▶ **Required task**
Identify the lines bearing the string "cals" and gather them.

▶ **Source data**
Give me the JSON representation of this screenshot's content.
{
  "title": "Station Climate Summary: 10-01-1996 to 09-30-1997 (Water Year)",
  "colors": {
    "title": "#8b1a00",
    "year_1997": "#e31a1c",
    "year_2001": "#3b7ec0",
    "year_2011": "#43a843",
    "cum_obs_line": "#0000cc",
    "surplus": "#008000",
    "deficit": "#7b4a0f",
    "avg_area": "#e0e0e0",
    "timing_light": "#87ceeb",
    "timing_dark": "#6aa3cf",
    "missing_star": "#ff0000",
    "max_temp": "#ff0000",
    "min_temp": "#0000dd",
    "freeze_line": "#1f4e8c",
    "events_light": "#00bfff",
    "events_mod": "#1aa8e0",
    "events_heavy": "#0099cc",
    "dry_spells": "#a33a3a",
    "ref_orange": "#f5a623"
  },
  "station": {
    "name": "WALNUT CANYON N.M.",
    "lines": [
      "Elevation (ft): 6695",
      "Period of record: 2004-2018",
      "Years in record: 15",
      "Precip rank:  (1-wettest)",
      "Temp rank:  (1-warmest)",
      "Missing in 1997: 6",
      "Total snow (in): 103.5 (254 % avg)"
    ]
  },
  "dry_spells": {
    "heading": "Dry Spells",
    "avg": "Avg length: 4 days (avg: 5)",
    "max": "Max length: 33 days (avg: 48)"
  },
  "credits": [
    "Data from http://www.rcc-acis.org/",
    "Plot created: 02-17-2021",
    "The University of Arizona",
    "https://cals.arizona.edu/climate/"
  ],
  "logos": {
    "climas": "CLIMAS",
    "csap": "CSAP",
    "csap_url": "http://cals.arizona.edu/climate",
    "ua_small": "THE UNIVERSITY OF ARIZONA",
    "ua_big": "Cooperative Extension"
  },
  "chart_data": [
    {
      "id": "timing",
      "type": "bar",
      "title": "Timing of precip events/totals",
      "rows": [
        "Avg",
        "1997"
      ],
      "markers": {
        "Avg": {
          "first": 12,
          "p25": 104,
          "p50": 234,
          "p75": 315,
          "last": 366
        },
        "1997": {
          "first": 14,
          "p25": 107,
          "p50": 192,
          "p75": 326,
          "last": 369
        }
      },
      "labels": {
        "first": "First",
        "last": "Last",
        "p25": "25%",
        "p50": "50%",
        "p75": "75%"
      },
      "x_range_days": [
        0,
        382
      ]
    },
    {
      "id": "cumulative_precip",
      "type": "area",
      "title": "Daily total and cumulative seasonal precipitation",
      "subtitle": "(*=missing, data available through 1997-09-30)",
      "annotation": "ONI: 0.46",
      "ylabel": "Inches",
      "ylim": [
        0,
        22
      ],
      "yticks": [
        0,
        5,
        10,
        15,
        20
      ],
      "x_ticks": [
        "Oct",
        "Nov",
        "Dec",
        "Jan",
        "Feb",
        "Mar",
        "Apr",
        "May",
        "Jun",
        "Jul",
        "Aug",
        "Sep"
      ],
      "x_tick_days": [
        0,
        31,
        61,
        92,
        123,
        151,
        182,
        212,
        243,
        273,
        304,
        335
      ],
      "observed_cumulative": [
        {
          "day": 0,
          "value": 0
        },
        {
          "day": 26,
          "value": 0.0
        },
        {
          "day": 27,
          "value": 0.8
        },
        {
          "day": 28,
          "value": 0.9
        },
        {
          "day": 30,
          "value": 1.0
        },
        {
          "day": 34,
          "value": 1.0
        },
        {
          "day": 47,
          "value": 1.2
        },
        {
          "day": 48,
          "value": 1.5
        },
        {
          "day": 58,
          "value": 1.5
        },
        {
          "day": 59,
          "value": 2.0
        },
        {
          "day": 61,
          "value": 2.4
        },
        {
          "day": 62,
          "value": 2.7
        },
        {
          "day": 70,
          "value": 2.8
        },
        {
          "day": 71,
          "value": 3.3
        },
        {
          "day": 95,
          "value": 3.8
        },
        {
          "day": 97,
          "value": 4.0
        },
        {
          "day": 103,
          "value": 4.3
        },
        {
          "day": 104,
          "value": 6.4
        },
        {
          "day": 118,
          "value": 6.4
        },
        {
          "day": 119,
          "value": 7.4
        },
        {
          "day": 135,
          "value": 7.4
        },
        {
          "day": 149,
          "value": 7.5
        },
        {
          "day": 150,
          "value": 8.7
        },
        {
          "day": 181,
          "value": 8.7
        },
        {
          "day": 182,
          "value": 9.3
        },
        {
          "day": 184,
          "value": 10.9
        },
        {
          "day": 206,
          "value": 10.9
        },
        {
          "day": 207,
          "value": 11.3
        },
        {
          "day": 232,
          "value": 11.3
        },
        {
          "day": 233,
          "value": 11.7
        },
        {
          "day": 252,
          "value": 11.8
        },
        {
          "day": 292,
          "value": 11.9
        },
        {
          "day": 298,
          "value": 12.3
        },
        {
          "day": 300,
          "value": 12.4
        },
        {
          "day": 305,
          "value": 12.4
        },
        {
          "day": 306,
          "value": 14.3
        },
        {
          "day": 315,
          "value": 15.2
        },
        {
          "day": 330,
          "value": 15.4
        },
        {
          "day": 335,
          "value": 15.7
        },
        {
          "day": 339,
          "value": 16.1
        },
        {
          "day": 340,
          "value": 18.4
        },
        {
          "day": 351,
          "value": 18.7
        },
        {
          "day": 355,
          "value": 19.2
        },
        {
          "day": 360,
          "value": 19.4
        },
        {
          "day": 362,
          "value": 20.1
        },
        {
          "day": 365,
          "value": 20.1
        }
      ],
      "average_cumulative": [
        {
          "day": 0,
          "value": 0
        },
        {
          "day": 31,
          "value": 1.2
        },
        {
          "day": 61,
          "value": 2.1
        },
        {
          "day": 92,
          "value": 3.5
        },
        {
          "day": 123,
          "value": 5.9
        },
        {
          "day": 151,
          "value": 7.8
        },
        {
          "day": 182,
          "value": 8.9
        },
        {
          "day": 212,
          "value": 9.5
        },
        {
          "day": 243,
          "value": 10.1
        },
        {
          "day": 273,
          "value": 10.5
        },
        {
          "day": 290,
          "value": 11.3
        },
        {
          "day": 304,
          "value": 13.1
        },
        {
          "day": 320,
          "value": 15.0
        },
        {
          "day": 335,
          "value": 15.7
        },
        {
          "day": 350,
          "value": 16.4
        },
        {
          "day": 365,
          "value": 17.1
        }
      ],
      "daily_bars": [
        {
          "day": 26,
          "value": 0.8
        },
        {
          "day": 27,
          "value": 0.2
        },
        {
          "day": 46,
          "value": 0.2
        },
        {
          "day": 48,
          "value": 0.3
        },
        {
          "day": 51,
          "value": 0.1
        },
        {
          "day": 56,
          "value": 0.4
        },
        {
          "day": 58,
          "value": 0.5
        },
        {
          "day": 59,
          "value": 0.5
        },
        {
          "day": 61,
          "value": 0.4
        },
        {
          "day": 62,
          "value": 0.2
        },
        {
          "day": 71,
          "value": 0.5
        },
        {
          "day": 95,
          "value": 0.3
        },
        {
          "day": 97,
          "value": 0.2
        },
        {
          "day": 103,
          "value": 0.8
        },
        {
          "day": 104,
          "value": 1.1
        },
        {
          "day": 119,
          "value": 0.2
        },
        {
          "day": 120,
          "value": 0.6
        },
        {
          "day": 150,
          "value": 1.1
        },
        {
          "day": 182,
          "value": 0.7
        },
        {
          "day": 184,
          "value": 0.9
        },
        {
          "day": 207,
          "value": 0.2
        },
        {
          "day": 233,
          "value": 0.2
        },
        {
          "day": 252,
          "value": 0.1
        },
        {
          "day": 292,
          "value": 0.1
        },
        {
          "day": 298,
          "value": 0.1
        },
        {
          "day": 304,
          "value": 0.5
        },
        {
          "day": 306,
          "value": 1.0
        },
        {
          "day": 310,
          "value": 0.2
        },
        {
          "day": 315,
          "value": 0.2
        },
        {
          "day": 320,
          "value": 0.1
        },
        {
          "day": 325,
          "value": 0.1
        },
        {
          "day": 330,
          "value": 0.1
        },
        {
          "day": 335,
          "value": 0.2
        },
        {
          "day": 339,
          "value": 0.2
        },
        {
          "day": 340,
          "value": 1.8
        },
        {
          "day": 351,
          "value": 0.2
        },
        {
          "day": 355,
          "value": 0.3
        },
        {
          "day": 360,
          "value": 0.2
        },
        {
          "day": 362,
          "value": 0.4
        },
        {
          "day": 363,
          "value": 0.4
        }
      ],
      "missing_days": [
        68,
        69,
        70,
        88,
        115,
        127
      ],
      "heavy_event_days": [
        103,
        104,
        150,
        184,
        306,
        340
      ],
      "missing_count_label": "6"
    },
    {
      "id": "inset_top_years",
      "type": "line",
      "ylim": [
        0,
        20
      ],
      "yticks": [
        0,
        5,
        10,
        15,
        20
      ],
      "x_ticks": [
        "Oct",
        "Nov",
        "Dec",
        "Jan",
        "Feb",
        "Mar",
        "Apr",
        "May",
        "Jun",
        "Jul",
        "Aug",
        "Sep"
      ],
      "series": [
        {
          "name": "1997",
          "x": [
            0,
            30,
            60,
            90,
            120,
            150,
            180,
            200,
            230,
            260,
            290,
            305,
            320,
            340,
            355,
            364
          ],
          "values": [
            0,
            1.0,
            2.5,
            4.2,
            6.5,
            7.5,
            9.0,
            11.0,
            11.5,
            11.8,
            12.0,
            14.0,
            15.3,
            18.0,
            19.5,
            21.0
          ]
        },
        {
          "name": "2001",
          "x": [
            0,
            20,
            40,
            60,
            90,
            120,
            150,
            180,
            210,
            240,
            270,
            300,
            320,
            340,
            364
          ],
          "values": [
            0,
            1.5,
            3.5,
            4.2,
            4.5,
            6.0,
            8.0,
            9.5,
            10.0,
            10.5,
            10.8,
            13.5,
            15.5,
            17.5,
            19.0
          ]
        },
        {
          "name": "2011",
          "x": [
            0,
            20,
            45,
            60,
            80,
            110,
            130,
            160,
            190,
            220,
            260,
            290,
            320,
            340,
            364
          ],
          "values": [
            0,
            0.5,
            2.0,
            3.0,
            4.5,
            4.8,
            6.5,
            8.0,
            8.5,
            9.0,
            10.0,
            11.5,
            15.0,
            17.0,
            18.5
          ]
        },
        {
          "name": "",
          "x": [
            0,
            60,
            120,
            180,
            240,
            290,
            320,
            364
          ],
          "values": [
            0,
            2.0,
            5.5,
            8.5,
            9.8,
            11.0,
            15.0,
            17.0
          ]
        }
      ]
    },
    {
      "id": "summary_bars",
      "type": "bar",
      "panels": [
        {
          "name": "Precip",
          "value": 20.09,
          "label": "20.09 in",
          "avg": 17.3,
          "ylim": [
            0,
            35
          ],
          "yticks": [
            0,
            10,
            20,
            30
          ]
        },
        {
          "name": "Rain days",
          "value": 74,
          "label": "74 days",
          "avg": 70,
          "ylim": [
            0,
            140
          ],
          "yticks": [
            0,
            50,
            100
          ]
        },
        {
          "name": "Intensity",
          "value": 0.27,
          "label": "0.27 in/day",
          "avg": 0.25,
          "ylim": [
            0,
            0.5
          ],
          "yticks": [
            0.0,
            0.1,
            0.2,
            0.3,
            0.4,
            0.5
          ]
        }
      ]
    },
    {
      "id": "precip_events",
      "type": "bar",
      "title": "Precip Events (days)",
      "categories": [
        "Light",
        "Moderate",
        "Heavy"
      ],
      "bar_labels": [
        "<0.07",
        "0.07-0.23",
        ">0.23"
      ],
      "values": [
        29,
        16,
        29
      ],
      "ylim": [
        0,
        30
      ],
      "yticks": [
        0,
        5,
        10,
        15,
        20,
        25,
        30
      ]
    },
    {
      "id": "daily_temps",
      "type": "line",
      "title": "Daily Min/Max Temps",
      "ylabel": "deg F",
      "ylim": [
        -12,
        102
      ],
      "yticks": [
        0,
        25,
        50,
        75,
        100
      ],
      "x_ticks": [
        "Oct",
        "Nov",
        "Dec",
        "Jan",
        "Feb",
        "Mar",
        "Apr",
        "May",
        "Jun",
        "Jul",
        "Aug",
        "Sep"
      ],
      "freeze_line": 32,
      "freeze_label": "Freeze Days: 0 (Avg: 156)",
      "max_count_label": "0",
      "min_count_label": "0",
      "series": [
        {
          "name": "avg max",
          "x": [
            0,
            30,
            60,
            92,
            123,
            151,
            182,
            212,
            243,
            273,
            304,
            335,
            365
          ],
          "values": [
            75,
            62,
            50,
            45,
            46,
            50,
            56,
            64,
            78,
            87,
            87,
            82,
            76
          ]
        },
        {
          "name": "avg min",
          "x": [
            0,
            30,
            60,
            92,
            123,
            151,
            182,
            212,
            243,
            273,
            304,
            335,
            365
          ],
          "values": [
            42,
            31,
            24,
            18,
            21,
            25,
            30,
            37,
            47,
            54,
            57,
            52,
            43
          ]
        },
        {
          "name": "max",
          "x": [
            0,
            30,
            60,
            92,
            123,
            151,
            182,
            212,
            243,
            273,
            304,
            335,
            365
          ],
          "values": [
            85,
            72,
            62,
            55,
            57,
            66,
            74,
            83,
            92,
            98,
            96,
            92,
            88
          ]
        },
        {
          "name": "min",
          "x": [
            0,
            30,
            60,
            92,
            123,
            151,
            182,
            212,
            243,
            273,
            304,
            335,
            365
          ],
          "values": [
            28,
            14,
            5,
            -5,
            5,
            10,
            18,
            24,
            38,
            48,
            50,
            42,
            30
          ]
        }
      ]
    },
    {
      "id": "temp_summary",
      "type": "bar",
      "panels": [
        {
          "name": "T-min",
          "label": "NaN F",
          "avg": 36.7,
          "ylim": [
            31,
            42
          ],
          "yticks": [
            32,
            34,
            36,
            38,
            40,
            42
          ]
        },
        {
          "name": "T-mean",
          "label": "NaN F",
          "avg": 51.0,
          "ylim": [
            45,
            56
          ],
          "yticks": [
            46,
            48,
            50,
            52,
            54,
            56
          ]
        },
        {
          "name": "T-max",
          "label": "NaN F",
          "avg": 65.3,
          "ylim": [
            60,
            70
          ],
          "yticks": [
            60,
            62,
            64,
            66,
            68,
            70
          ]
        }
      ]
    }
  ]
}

▶ **Written answer**
    "https://cals.arizona.edu/climate/"
    "csap_url": "http://cals.arizona.edu/climate",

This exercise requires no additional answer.